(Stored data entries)
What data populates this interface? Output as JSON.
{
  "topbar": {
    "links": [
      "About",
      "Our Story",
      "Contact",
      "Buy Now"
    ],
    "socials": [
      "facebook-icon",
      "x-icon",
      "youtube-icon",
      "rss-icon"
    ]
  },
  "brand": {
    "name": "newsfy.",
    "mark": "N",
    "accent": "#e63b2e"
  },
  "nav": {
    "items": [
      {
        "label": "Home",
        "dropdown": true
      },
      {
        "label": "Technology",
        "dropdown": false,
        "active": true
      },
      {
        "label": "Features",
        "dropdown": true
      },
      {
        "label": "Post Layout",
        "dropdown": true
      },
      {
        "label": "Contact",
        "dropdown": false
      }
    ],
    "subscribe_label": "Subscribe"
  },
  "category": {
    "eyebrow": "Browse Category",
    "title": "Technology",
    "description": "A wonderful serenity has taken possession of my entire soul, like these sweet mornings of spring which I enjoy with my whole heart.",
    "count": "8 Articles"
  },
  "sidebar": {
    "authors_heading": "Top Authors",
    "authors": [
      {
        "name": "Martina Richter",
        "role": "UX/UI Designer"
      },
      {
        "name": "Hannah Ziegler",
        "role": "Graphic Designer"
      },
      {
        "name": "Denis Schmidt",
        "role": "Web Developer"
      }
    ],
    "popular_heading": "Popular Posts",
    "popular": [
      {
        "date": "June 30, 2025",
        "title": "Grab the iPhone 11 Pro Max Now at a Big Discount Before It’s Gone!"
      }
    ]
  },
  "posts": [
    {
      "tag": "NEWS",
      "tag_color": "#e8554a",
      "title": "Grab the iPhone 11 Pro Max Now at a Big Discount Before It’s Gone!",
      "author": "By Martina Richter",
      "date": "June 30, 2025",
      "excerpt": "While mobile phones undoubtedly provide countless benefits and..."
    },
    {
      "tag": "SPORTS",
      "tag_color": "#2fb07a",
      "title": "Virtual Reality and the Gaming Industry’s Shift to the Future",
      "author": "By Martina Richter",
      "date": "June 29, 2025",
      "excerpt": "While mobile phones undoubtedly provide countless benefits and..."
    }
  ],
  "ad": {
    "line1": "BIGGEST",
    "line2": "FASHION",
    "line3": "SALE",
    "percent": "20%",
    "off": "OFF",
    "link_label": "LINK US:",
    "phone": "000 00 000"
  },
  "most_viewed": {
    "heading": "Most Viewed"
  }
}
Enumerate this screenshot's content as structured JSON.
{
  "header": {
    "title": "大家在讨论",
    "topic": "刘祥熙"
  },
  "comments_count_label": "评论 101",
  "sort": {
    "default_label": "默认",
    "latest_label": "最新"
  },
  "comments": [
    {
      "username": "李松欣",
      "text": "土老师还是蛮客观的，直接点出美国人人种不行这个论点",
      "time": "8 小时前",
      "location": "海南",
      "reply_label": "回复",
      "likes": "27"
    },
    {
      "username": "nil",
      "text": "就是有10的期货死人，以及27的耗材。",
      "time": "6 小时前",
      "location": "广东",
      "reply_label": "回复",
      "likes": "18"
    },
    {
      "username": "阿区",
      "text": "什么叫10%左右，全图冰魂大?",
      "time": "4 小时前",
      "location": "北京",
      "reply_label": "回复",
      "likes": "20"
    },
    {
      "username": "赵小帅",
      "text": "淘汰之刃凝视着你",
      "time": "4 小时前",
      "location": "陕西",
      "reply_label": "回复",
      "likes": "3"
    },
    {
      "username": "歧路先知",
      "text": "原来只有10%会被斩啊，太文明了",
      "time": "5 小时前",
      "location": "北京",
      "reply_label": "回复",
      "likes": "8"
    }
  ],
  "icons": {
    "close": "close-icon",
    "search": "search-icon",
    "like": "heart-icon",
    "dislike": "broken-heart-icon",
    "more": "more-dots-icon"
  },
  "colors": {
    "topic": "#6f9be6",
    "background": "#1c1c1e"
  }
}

* * *

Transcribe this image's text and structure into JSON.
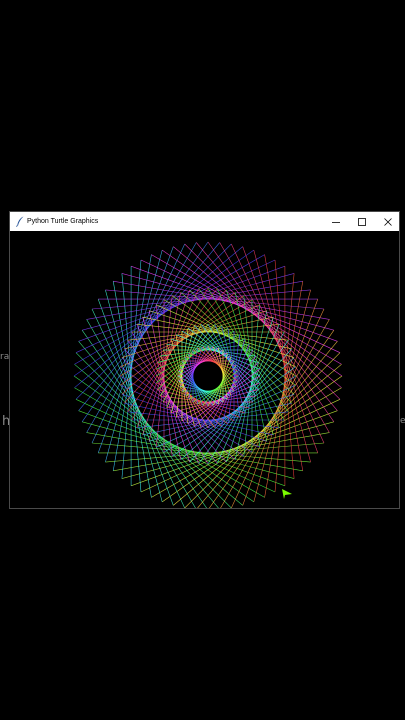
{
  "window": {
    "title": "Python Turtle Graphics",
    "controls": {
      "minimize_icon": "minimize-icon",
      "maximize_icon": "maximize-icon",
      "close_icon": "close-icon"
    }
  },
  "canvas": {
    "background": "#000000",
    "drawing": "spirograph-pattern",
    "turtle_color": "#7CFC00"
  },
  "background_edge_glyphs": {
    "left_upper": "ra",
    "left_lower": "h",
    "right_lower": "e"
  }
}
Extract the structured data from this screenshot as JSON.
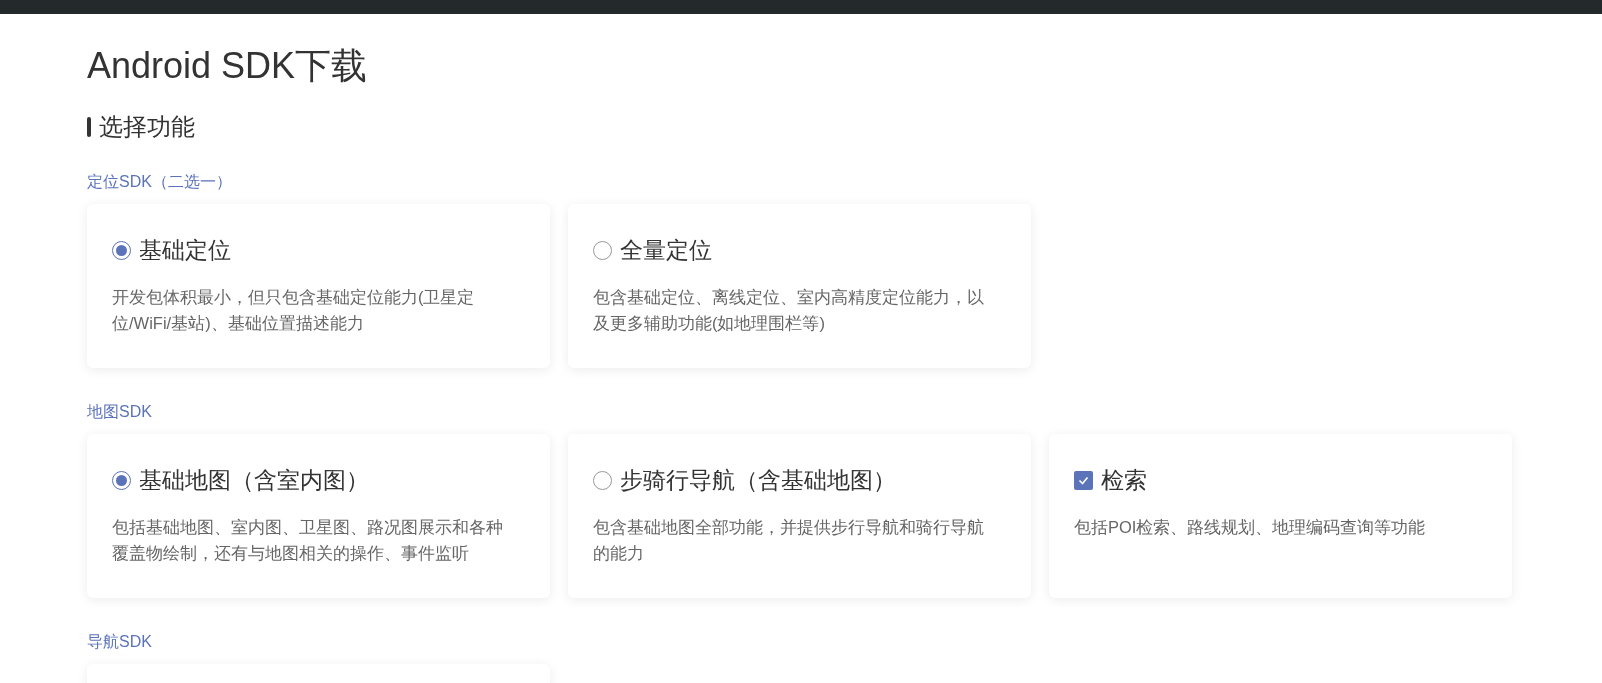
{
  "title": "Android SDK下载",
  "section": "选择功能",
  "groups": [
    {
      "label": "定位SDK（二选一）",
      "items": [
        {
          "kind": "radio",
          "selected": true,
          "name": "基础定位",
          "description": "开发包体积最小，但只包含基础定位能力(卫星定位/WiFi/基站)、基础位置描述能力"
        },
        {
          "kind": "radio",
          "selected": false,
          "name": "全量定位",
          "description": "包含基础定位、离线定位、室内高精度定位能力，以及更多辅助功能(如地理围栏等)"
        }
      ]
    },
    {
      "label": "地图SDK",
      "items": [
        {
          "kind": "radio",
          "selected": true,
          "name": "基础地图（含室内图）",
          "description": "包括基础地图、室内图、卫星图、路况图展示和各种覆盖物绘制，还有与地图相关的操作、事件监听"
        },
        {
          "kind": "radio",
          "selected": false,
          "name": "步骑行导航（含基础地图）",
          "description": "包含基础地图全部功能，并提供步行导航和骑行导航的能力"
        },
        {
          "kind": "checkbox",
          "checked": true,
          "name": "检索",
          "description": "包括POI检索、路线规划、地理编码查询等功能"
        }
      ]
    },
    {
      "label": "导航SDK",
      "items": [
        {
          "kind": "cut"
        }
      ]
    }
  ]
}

--

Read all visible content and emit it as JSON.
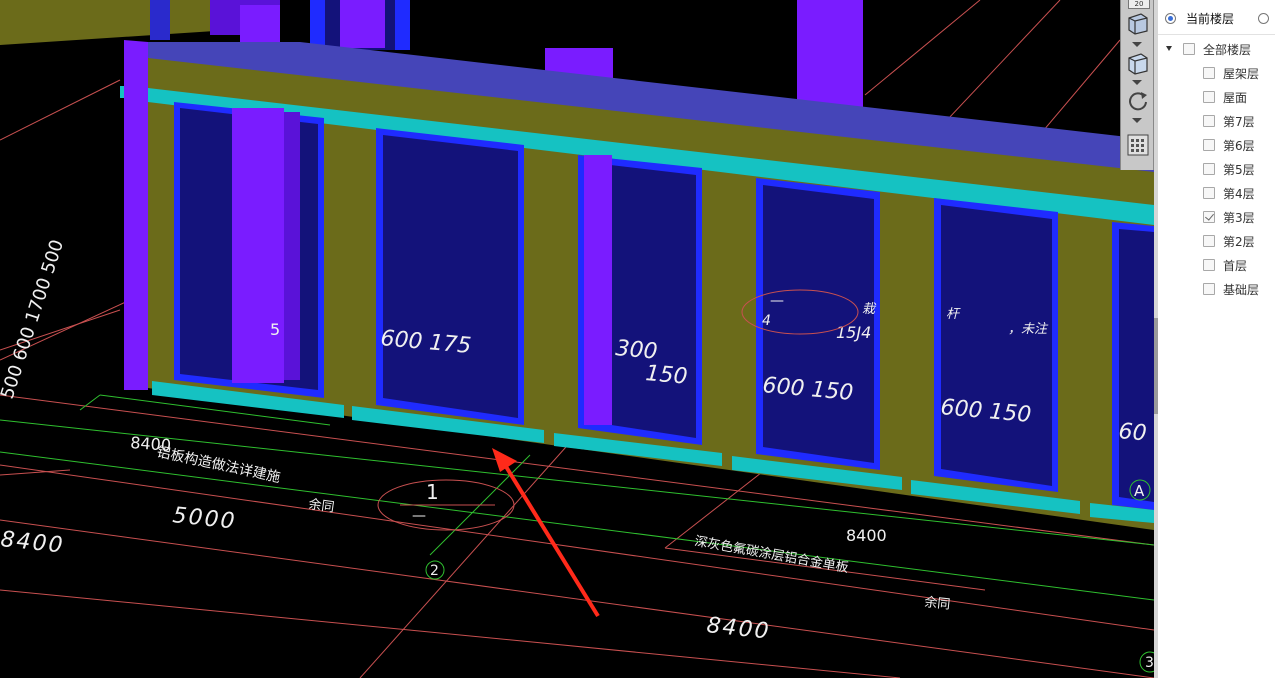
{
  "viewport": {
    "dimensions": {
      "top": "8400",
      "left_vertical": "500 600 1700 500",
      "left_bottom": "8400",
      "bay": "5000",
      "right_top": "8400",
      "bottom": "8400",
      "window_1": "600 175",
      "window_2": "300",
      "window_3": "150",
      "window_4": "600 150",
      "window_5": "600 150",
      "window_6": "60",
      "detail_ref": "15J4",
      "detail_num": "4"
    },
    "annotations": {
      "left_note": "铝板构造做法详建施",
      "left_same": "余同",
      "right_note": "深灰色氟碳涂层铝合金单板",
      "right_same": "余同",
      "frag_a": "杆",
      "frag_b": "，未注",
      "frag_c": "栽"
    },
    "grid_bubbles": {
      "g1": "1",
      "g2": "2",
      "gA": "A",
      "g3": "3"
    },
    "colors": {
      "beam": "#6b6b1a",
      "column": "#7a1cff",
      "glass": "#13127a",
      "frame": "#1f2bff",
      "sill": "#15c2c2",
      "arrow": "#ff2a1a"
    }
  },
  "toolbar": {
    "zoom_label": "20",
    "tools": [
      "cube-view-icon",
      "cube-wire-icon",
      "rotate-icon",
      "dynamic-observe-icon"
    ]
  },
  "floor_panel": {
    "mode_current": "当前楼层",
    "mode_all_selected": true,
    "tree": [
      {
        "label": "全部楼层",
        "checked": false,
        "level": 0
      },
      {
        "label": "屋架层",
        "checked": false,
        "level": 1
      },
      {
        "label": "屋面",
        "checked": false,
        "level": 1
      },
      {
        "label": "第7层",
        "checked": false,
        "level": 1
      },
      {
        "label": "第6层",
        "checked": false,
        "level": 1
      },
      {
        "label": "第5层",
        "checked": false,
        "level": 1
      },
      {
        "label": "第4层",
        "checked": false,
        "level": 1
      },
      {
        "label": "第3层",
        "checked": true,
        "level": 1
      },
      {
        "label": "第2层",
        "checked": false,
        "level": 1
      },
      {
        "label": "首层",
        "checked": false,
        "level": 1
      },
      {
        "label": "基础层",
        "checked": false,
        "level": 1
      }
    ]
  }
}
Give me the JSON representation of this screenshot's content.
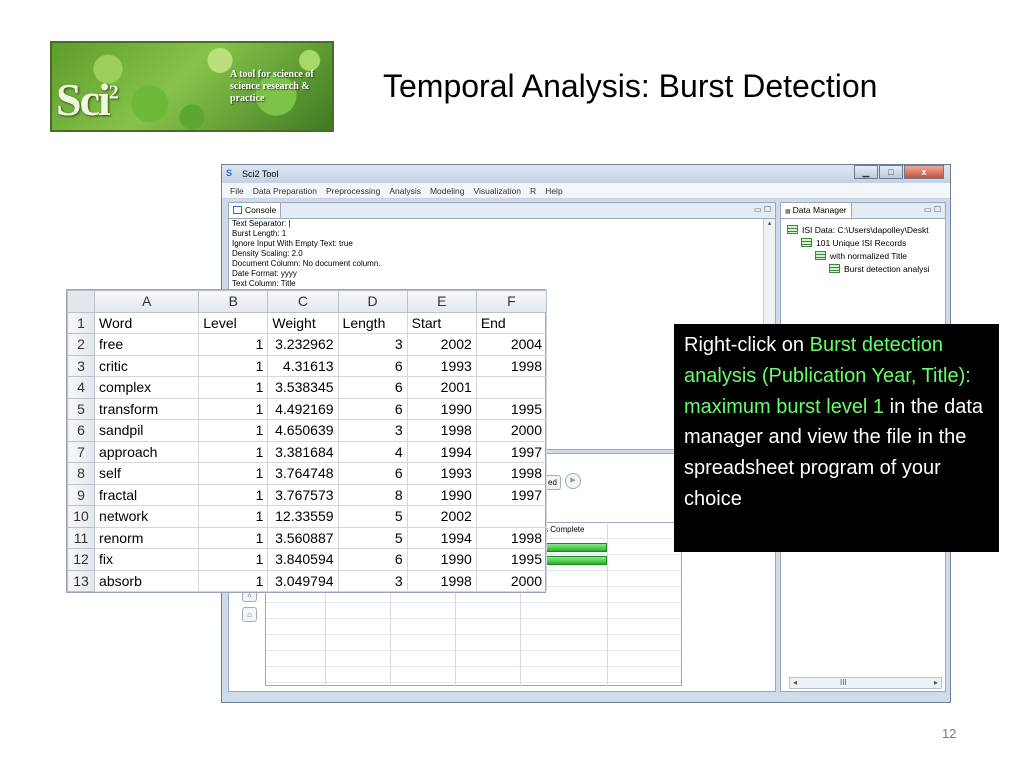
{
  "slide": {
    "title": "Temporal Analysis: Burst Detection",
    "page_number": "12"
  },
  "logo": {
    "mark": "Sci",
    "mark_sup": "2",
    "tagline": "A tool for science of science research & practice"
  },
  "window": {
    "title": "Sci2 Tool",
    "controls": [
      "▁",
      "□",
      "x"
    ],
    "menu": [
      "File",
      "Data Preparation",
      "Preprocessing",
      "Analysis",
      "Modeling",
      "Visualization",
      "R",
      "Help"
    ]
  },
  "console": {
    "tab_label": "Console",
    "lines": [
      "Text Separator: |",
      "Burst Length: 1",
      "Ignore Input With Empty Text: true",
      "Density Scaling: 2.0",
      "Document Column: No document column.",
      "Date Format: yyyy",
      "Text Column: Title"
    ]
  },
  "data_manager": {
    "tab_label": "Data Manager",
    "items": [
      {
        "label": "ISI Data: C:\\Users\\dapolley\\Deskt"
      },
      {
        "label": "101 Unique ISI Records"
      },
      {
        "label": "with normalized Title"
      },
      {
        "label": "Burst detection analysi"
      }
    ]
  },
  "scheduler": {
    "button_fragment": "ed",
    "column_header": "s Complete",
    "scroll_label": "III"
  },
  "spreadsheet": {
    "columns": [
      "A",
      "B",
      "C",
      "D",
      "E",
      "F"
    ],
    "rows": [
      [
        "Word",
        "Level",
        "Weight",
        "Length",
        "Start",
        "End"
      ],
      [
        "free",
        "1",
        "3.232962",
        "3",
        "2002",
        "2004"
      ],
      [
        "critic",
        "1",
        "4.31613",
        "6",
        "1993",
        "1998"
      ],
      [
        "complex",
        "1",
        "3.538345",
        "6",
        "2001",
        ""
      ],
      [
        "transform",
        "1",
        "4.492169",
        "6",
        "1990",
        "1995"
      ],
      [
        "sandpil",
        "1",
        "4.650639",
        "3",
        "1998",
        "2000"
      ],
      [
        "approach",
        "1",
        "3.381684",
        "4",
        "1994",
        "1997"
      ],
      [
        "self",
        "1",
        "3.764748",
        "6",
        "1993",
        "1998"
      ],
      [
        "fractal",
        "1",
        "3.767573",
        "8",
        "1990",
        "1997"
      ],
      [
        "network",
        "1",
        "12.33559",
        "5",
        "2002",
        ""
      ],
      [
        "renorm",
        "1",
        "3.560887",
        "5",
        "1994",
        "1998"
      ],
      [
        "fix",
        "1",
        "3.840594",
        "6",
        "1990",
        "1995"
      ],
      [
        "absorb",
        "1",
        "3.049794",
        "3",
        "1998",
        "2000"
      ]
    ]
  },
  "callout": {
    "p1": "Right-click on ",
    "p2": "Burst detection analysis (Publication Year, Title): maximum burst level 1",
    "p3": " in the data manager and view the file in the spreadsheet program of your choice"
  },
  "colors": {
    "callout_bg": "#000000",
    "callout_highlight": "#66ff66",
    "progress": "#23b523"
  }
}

**WHAT IS EXPECTED**
Above are the records; copy every line in them that holds the word "true".

**CORRECT OUTPUT**
        "dropdown": true
        "active": true
        "dropdown": true
        "dropdown": true
          "selected": true,
          "selected": true,
          "checked": true,
    "mode_all_selected": true,
        "checked": true,
      "Ignore Input With Empty Text: true",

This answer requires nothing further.